With Tony Romo Turning 34, the Dallas Cowboys Should Draft a Young QB

John OwningCorrespondent IApril 22, 2014

San Jose State quarterback David Fales (10) throws a pass against Fresno State during the first half of an NCAA college football game on Friday, Nov. 29, 2013, in San Jose, Calif. (AP Photo/Tony Avelar)
Tony Avelar

Tony Romo isn't getting any younger; it's time for the Dallas Cowboys to groom his replacement. 

Romo is coming off of two back surgeries in the past year and that must be worrisome for the Cowboys. 105.3 The Fan's Mike Fisher has reported that the Cowboys are thinking about finding Romo's replacement:

In mid-March the Cowboys signed former Cleveland Brown Brandon Weeden to a two-year deal worth $1.23 million. While this move was seen to just be a low-risk investment, it has taken on new significance with the news of Kyle Orton no showing the first day for the offseason program. This has reignited the speculation that Orton may end up retiring.

The Dallas Morning News' David Moore believes this no-show raises a red flag:

Kyle Orton’s absence from the first day of the offseason workout program raises a red flag for the Cowboys. The workouts are voluntary. But sources said the backup quarterback did not inform club officials that he would fail to be at Valley Ranch with the rest of his teammates on Monday. The no-show takes on more weight given Orton’s apparent flirtation with retirement this off-season and raises the question of whether this is a negotiating ploy.

This would leave the Cowboys with two quarterbacks who are at least 30 years old. The Cowboys would be wise in investing in a quarterback through the draft.

The first benefit of drafting a quarterback this year is that the new quarterback wouldn't have to play right away. The quarterback would have the benefit of sitting back and learning from Romo and possibly Weeden. This would allow head coach Jason Garrett and quarterbacks coach Wade Wilson to be able to mold the young quarterback and make sure he develops into the type of signal-caller who can thrive in the Cowboys system.

Records with labeled boxes:
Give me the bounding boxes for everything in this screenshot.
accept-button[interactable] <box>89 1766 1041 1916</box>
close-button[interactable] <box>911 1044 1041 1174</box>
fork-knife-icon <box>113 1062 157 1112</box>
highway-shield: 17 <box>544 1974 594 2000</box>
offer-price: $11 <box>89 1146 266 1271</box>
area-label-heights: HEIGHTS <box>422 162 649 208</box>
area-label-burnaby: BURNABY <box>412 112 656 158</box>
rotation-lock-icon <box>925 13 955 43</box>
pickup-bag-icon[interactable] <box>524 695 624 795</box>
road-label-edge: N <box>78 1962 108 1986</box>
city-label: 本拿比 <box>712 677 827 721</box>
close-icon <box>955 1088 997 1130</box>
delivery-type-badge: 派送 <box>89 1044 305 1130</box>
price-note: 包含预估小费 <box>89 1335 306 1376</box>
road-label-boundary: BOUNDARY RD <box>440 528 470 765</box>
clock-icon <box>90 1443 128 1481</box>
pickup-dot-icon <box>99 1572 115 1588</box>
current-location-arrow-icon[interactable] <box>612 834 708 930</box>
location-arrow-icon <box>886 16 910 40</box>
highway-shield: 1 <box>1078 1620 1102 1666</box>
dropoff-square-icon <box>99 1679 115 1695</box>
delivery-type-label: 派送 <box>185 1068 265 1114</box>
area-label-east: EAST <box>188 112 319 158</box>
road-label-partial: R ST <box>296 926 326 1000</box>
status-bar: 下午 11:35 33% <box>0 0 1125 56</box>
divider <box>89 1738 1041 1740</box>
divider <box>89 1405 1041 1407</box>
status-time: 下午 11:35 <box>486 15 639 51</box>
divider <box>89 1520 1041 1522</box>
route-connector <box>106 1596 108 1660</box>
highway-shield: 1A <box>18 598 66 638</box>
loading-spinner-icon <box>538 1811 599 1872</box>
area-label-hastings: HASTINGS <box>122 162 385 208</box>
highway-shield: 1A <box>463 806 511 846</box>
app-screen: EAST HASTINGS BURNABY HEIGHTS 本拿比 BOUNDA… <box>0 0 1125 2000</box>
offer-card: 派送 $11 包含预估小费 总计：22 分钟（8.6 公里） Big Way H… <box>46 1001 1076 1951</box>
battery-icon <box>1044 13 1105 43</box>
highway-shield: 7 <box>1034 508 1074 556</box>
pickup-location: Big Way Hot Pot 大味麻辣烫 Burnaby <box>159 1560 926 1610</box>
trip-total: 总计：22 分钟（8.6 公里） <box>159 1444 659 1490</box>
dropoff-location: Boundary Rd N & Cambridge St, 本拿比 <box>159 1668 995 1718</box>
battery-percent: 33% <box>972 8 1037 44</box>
---
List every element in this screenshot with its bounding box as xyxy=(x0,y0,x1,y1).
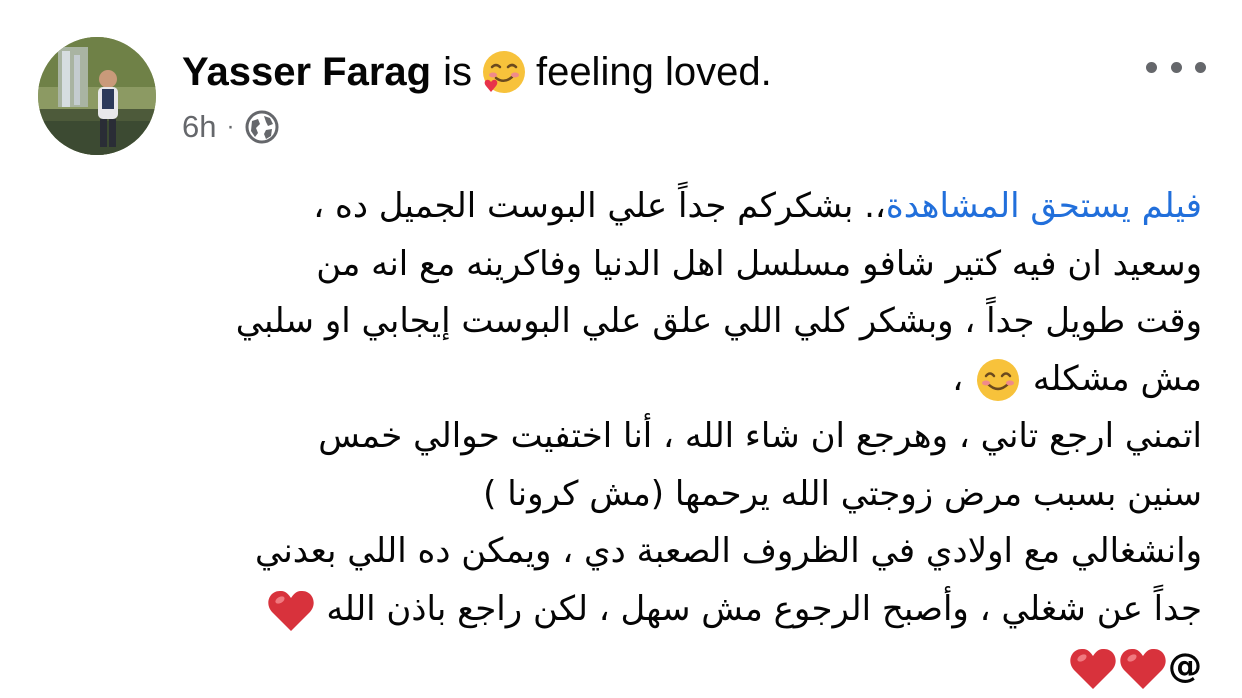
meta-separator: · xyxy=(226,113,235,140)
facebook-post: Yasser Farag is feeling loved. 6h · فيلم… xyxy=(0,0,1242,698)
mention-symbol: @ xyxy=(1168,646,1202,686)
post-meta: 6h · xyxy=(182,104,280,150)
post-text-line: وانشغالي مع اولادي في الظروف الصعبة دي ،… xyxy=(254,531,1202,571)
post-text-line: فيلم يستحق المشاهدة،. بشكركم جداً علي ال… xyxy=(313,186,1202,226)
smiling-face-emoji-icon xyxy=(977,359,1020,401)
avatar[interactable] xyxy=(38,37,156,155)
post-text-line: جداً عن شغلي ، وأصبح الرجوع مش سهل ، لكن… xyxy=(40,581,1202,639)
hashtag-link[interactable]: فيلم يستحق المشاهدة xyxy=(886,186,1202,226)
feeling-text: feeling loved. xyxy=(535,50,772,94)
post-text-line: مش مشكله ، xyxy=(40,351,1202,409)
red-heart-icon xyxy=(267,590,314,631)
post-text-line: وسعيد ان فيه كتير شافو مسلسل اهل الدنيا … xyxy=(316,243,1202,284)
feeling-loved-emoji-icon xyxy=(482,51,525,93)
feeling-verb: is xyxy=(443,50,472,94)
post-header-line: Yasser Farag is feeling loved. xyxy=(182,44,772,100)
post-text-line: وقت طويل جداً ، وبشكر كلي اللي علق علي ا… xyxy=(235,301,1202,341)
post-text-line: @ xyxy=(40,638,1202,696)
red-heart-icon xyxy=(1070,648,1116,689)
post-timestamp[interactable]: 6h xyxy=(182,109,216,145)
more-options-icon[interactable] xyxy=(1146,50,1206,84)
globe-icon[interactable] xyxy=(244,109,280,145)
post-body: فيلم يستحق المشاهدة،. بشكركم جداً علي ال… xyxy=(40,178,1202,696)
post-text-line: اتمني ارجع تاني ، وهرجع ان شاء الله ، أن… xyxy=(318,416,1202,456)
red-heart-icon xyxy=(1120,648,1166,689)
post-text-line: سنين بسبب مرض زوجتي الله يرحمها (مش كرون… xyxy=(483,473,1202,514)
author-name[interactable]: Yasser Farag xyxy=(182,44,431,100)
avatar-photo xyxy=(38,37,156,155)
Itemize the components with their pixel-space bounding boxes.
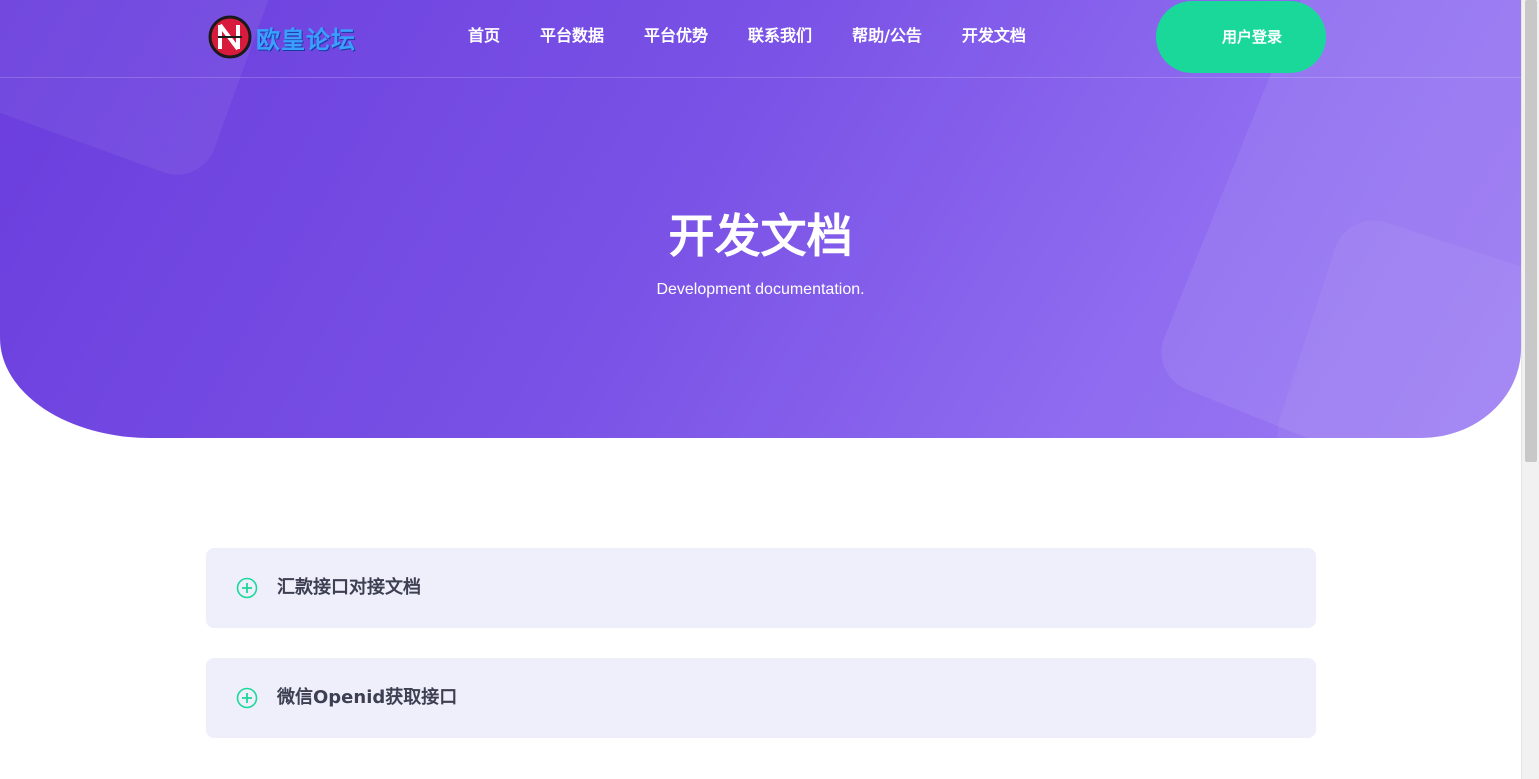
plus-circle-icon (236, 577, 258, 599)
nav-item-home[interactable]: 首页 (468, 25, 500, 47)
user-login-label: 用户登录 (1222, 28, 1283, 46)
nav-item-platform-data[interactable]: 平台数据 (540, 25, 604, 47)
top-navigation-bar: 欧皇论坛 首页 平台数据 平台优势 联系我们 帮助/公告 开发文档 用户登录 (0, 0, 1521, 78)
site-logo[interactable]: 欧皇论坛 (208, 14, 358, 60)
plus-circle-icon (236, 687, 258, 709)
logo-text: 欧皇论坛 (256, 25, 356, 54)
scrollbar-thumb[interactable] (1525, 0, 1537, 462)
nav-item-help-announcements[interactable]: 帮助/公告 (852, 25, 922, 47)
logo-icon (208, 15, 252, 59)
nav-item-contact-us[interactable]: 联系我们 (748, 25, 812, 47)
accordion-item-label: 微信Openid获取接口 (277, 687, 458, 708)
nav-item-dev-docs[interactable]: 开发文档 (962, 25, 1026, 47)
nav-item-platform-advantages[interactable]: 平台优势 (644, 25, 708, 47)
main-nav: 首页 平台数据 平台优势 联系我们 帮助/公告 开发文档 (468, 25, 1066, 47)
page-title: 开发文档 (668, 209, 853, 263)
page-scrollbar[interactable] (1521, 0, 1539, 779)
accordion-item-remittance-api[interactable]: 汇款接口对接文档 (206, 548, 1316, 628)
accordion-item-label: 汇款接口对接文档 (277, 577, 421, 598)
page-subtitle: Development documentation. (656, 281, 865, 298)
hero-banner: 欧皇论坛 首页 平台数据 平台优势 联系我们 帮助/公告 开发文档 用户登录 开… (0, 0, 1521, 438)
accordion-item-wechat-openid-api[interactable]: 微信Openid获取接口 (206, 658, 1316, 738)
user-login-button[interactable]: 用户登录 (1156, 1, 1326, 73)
---
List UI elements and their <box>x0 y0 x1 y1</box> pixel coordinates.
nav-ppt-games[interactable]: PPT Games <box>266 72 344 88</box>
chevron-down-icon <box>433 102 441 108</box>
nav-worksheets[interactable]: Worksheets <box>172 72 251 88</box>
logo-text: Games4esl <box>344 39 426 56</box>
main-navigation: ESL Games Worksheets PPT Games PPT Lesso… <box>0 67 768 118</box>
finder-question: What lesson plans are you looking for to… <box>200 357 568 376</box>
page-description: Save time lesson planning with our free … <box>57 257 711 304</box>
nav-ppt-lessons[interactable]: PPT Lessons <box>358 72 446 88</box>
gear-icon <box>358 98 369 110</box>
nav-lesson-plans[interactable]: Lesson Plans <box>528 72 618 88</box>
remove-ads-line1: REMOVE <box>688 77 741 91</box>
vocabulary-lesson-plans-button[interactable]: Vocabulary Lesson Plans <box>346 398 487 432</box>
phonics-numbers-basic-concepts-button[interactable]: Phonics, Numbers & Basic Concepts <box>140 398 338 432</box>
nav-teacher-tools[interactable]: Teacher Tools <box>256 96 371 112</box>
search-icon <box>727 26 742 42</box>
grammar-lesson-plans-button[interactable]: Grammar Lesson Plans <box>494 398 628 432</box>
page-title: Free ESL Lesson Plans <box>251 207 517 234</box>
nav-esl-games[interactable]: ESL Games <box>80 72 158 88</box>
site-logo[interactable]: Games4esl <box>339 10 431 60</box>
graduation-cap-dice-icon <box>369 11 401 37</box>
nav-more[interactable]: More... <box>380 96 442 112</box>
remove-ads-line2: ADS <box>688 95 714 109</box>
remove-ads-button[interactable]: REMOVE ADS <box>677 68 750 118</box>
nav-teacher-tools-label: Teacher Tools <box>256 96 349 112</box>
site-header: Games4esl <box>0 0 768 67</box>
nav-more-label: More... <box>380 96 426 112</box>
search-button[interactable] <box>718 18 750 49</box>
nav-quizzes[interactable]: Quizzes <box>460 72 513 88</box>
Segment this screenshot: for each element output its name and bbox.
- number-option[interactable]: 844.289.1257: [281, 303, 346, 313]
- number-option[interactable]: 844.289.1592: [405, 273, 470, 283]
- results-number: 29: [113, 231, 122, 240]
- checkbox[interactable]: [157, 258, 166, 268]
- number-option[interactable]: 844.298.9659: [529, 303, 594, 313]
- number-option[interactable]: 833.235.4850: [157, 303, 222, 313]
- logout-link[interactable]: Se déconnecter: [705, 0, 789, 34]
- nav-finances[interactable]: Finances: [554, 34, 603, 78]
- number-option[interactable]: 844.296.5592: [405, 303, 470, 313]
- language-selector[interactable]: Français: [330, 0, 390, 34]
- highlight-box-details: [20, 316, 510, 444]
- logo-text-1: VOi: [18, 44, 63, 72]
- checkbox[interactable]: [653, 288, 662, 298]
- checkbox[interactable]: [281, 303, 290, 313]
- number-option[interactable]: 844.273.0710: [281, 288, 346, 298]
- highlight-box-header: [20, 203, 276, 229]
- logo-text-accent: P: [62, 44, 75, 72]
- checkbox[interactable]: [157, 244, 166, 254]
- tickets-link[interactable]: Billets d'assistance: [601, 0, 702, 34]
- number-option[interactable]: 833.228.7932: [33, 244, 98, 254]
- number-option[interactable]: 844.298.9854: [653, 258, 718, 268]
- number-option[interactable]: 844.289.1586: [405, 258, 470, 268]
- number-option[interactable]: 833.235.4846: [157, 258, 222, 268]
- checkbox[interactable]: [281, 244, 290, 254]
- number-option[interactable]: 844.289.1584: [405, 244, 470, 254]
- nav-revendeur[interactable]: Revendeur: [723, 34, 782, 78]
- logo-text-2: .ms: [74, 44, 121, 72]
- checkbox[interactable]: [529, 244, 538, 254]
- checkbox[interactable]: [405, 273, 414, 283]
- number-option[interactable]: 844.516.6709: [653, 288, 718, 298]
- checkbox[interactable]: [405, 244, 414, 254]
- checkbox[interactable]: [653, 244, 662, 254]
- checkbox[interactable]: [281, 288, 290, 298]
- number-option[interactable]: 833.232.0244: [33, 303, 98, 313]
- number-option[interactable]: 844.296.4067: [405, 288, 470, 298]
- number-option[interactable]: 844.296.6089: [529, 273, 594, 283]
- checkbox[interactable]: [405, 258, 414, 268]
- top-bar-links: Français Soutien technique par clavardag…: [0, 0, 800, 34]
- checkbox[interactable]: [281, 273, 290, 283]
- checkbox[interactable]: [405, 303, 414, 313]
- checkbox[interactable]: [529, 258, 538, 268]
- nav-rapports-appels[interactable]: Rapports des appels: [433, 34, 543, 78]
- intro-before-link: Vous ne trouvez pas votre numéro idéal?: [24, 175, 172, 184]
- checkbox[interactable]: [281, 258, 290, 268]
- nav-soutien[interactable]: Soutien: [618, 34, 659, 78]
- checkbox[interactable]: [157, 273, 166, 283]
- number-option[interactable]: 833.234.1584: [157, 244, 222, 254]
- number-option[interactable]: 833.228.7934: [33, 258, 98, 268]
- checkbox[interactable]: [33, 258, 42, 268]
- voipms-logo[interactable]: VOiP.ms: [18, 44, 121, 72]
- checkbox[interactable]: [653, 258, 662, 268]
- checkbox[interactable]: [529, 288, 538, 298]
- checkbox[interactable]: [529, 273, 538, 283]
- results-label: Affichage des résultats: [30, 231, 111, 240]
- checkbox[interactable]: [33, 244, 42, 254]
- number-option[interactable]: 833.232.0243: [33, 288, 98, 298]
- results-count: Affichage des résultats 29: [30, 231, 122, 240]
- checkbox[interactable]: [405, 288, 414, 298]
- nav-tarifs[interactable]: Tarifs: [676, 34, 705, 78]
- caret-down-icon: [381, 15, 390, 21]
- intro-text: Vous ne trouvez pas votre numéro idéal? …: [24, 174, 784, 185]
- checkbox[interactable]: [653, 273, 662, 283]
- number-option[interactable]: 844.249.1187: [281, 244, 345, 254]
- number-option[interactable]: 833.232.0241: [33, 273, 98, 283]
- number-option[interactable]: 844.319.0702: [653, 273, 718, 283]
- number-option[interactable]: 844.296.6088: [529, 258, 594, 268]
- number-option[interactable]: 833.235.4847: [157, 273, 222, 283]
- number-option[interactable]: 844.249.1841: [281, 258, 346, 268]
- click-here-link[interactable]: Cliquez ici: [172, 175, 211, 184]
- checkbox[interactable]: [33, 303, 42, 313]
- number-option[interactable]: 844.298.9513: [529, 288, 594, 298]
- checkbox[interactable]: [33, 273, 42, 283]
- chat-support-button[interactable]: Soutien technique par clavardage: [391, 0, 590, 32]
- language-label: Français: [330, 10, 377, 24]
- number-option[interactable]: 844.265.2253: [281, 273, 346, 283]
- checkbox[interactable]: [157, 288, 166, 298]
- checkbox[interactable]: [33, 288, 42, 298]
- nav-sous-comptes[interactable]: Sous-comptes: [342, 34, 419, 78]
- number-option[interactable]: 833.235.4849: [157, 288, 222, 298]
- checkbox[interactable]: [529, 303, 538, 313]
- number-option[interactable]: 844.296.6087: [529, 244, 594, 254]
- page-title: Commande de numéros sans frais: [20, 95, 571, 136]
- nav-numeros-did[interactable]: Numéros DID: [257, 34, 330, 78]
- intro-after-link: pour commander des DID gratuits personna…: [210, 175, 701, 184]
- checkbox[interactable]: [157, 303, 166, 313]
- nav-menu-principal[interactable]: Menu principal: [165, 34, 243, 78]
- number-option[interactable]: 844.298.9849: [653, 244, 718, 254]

**Aim**
In the article about the Cowboys drafting a young quarterback, what was the value of the two-year deal Brandon Weeden signed?

**Answer for this exercise**
$1.23 million